- [AVAILABLE RECORDS]
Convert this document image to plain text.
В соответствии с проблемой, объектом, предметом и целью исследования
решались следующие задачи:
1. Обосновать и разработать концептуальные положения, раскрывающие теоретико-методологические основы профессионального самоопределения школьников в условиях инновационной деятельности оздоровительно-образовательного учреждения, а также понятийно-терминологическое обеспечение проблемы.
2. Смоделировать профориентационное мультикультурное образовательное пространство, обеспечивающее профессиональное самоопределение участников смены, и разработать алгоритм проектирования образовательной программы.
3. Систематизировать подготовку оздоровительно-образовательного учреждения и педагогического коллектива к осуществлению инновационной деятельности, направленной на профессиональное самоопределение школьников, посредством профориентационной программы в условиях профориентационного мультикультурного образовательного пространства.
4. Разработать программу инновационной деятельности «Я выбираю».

- [PROBLEM TO WORK ON] Every line of the data above should be copied exactly.

- [REPLY]
Convert this document image to plain text.
В соответствии с проблемой, объектом, предметом и целью исследования
решались следующие задачи:
1. Обосновать и разработать концептуальные положения, раскрывающие теоретико-методологические основы профессионального самоопределения школьников в условиях инновационной деятельности оздоровительно-образовательного учреждения, а также понятийно-терминологическое обеспечение проблемы.
2. Смоделировать профориентационное мультикультурное образовательное пространство, обеспечивающее профессиональное самоопределение участников смены, и разработать алгоритм проектирования образовательной программы.
3. Систематизировать подготовку оздоровительно-образовательного учреждения и педагогического коллектива к осуществлению инновационной деятельности, направленной на профессиональное самоопределение школьников, посредством профориентационной программы в условиях профориентационного мультикультурного образовательного пространства.
4. Разработать программу инновационной деятельности «Я выбираю».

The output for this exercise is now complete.